■ Goal: Send back the entries below exactly as they appear.

■ Rows from a figure dataset:

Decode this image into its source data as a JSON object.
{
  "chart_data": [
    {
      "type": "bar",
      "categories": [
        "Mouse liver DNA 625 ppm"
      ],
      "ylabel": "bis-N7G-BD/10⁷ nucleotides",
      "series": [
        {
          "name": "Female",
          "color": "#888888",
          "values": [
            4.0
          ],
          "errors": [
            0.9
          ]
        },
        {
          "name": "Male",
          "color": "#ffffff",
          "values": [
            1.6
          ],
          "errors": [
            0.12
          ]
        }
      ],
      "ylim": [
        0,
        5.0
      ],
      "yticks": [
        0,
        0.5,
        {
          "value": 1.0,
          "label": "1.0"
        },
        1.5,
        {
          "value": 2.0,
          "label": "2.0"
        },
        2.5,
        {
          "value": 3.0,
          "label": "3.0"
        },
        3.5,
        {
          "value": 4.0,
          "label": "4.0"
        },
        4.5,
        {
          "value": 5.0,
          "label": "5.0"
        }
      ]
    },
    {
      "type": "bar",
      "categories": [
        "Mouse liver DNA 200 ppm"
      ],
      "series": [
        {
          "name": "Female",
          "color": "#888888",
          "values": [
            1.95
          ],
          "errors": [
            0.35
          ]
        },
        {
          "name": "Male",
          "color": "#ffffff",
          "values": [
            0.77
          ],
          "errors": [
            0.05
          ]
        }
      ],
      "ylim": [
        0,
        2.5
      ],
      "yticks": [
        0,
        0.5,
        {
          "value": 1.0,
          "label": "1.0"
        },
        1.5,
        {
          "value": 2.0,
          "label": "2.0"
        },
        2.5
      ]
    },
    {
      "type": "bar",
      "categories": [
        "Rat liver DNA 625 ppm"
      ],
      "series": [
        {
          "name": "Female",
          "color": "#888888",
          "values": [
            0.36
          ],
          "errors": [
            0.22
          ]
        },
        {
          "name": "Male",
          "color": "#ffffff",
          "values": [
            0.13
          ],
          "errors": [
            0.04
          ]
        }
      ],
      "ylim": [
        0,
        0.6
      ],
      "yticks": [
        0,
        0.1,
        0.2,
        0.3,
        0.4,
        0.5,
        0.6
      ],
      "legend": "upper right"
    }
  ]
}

■ Written response:
Decode this image into its source data as a JSON object.
{
  "chart_data": [
    {
      "type": "bar",
      "categories": [
        "Mouse liver DNA 625 ppm"
      ],
      "ylabel": "bis-N7G-BD/10⁷ nucleotides",
      "series": [
        {
          "name": "Female",
          "color": "#888888",
          "values": [
            4.0
          ],
          "errors": [
            0.9
          ]
        },
        {
          "name": "Male",
          "color": "#ffffff",
          "values": [
            1.6
          ],
          "errors": [
            0.12
          ]
        }
      ],
      "ylim": [
        0,
        5.0
      ],
      "yticks": [
        0,
        0.5,
        {
          "value": 1.0,
          "label": "1.0"
        },
        1.5,
        {
          "value": 2.0,
          "label": "2.0"
        },
        2.5,
        {
          "value": 3.0,
          "label": "3.0"
        },
        3.5,
        {
          "value": 4.0,
          "label": "4.0"
        },
        4.5,
        {
          "value": 5.0,
          "label": "5.0"
        }
      ]
    },
    {
      "type": "bar",
      "categories": [
        "Mouse liver DNA 200 ppm"
      ],
      "series": [
        {
          "name": "Female",
          "color": "#888888",
          "values": [
            1.95
          ],
          "errors": [
            0.35
          ]
        },
        {
          "name": "Male",
          "color": "#ffffff",
          "values": [
            0.77
          ],
          "errors": [
            0.05
          ]
        }
      ],
      "ylim": [
        0,
        2.5
      ],
      "yticks": [
        0,
        0.5,
        {
          "value": 1.0,
          "label": "1.0"
        },
        1.5,
        {
          "value": 2.0,
          "label": "2.0"
        },
        2.5
      ]
    },
    {
      "type": "bar",
      "categories": [
        "Rat liver DNA 625 ppm"
      ],
      "series": [
        {
          "name": "Female",
          "color": "#888888",
          "values": [
            0.36
          ],
          "errors": [
            0.22
          ]
        },
        {
          "name": "Male",
          "color": "#ffffff",
          "values": [
            0.13
          ],
          "errors": [
            0.04
          ]
        }
      ],
      "ylim": [
        0,
        0.6
      ],
      "yticks": [
        0,
        0.1,
        0.2,
        0.3,
        0.4,
        0.5,
        0.6
      ],
      "legend": "upper right"
    }
  ]
}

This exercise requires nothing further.